■ Anforderung
Ersetze im Text über die Gaspreise „Spotmarkt“ durch „Tagesmarkt“ und gib dabei den Abschnitt zwischen „US-Konzerne liefern derzeit“ und „in den USA.“ (beide eingeschlossen) erneut wieder.

■ Textauszug
━━━━━━━━━━━━━━━━━━━━

Energie

Warum sind Gaspreise in Europa achtmal so hoch wie in den USA? Wer profitiert davon?

US-Konzerne liefern derzeit so viel Flüssiggas nach Europa wie noch nie – zu viel höheren Preisen. Die USA haben auch keine Energiekrise. Ist das gerecht?

Niedersachsen, Wilhelmshaven: Am zukünftigen Anleger für das erste deutsche Flüssiggas-Terminal findet der erste Rammschlag statt.
Niedersachsen, Wilhelmshaven: Am zukünftigen Anleger für das erste deutsche Flüssiggas-Terminal findet der erste Rammschlag statt.dpa

Die Tendenz ist schon länger da, und sie bleibt stabil: Bereits im März, kurz nach dem Ausbruch des Ukraine-Kriegs, kostete Gas im Großhandel in der EU zehnmal so viel wie in den USA, etwa 160 Euro pro Megawattstunde. Auch heute ist es nicht viel besser auf dem Spotmarkt: Eine Megawattstunde kostet am 15. Juli etwa 173 Euro pro gegen umgerechnet 22 Euro in den USA.

━━━━━━━━━━━━━━━━━━━━

■ Datenauszug
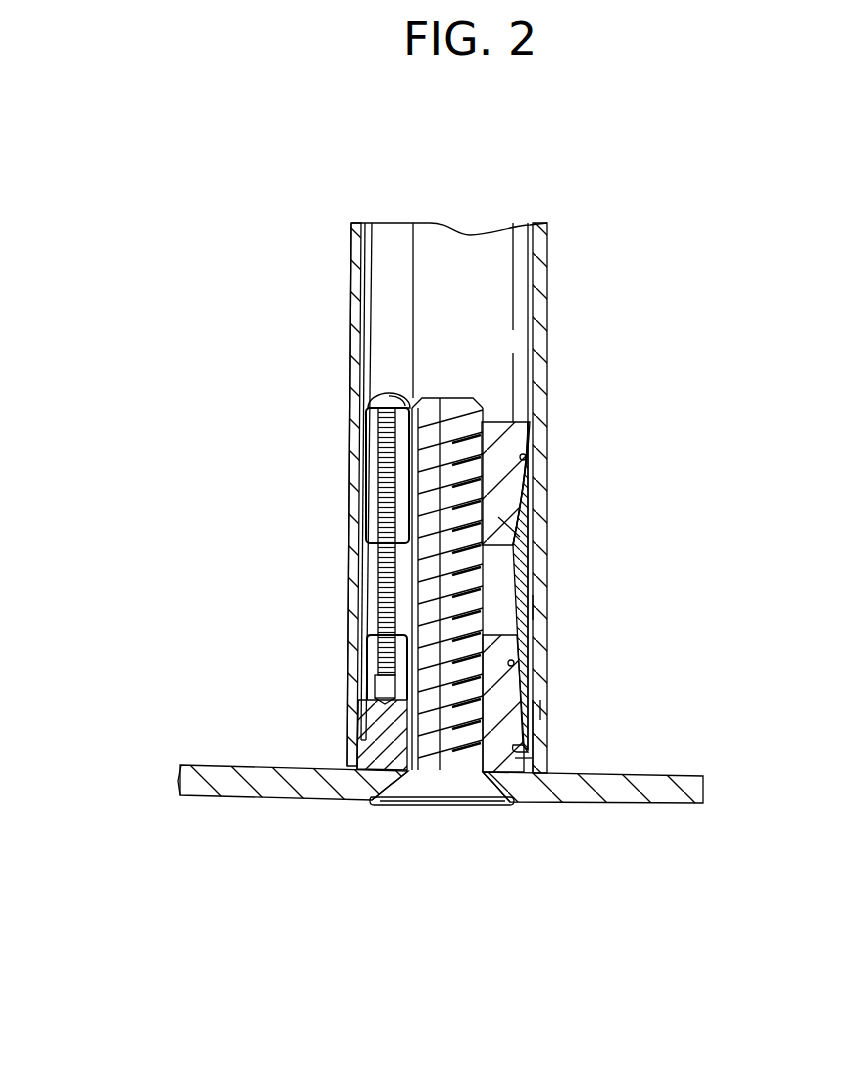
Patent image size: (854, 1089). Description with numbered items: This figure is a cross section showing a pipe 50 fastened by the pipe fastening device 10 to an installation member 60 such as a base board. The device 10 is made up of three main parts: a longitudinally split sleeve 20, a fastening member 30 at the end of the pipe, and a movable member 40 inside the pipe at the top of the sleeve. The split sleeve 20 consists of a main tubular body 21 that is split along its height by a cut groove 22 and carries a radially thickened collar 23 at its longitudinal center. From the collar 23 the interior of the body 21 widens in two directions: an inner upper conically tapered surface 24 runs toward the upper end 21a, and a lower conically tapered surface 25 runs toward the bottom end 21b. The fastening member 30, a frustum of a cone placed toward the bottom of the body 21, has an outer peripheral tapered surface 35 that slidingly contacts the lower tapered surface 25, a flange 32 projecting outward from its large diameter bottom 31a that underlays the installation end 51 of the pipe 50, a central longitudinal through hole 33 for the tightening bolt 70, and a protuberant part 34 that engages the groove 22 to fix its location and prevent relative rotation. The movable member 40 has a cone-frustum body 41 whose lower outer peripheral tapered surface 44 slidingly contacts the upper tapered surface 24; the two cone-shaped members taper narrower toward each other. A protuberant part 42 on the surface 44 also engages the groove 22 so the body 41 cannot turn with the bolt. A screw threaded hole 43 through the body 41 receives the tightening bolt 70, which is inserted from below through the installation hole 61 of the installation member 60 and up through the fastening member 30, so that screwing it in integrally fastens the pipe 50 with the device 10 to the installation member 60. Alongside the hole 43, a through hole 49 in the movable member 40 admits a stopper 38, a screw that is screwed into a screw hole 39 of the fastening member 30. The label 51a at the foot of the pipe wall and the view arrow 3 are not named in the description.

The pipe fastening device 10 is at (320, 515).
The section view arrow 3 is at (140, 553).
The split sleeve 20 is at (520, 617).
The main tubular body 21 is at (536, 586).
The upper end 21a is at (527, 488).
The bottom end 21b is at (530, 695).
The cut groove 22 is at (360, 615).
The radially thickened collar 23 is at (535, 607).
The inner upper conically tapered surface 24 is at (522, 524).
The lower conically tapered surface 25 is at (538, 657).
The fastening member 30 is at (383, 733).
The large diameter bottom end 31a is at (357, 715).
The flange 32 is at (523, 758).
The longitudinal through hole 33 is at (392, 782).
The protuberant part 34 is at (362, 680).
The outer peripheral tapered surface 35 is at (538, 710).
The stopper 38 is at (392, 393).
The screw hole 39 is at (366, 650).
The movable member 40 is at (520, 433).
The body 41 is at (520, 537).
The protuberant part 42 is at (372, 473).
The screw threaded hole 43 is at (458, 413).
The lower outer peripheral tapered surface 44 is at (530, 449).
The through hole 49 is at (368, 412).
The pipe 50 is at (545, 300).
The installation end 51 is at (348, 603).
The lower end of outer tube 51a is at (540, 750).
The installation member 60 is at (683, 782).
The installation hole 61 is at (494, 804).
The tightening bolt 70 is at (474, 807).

━━━━━━━━━━━━━━━━━━━━

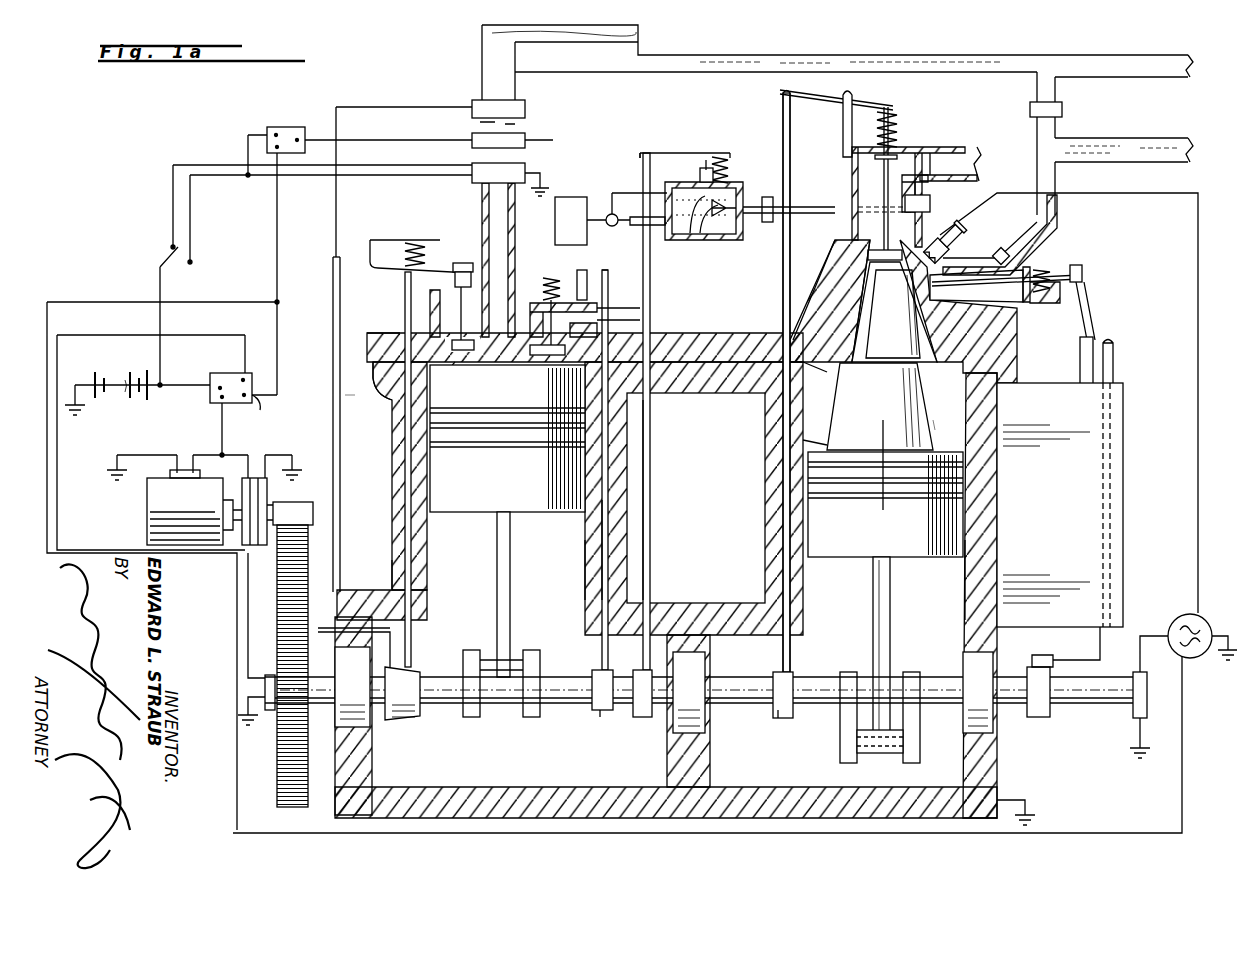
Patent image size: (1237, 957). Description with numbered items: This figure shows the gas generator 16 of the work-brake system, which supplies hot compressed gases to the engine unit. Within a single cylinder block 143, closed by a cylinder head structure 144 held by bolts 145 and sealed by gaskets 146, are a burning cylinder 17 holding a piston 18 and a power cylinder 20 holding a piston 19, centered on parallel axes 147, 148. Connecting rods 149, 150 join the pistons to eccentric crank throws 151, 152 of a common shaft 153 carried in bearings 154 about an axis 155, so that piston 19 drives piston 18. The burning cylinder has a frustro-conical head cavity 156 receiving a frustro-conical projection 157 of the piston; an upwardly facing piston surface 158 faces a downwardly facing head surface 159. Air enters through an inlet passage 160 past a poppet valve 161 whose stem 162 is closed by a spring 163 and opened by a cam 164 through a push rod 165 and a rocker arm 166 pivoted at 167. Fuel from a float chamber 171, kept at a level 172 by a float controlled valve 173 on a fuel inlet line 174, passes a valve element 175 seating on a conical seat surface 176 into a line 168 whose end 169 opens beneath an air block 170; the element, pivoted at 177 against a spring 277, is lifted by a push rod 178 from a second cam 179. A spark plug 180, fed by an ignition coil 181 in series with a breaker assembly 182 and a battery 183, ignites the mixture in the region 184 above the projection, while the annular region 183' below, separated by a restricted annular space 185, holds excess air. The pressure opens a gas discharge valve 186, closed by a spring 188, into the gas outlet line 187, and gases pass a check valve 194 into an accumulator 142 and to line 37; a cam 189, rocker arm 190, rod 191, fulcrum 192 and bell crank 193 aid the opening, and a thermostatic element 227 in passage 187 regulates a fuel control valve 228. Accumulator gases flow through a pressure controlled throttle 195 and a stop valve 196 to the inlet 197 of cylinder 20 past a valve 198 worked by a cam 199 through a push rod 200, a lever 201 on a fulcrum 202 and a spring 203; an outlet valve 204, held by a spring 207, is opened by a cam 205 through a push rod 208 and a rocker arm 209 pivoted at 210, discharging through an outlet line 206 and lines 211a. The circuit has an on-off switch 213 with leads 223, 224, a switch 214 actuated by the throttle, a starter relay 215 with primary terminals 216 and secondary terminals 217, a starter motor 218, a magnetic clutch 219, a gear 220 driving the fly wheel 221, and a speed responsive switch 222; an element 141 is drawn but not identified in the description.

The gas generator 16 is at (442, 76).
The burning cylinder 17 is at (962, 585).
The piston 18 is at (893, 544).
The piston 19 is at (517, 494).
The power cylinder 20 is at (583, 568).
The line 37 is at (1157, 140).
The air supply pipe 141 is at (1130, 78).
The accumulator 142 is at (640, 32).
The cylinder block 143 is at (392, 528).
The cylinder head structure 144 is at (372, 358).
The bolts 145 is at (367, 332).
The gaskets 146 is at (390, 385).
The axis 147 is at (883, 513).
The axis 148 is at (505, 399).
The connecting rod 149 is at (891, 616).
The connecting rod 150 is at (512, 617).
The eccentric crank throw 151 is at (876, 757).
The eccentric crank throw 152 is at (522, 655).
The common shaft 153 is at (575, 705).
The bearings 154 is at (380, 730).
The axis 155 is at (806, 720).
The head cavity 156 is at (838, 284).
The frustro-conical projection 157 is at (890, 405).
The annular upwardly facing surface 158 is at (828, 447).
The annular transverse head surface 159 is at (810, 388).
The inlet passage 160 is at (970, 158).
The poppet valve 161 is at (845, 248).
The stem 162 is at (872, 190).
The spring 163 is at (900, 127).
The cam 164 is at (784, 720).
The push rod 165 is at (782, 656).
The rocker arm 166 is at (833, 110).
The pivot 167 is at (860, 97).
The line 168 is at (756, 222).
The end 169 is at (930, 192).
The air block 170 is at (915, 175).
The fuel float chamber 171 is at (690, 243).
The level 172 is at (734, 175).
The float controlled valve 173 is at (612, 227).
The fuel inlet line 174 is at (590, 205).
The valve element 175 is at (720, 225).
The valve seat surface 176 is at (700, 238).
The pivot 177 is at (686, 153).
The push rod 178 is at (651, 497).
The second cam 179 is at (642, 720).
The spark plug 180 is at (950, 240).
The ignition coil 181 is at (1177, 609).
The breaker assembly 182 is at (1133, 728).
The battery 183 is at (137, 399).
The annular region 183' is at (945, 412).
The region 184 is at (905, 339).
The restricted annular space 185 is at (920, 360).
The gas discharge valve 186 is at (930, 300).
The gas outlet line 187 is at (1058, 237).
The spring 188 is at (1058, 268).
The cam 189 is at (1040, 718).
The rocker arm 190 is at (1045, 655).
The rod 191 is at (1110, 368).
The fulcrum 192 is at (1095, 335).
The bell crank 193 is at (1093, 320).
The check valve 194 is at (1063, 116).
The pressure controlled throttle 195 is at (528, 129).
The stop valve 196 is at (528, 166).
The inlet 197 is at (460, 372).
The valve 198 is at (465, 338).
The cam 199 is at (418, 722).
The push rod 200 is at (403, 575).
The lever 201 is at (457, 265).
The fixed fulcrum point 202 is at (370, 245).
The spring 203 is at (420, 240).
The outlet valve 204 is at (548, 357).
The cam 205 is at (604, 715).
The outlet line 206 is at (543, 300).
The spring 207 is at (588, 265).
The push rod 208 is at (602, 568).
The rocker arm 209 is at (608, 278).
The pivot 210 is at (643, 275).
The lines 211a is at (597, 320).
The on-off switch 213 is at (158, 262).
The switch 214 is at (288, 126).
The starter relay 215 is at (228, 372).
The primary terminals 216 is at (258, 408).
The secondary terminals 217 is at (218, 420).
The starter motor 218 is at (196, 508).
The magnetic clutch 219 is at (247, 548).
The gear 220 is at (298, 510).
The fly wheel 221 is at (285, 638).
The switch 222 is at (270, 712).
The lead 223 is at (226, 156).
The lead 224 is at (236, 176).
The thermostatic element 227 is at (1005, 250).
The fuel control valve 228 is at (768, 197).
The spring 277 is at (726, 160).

━━━━━━━━━━━━━━━━━━━━

■ Antwort
US-Konzerne liefern derzeit so viel Flüssiggas nach Europa wie noch nie – zu viel höheren Preisen. Die USA haben auch keine Energiekrise. Ist das gerecht?

Niedersachsen, Wilhelmshaven: Am zukünftigen Anleger für das erste deutsche Flüssiggas-Terminal findet der erste Rammschlag statt.
Niedersachsen, Wilhelmshaven: Am zukünftigen Anleger für das erste deutsche Flüssiggas-Terminal findet der erste Rammschlag statt.dpa

Die Tendenz ist schon länger da, und sie bleibt stabil: Bereits im März, kurz nach dem Ausbruch des Ukraine-Kriegs, kostete Gas im Großhandel in der EU zehnmal so viel wie in den USA, etwa 160 Euro pro Megawattstunde. Auch heute ist es nicht viel besser auf dem Tagesmarkt: Eine Megawattstunde kostet am 15. Juli etwa 173 Euro pro gegen umgerechnet 22 Euro in den USA.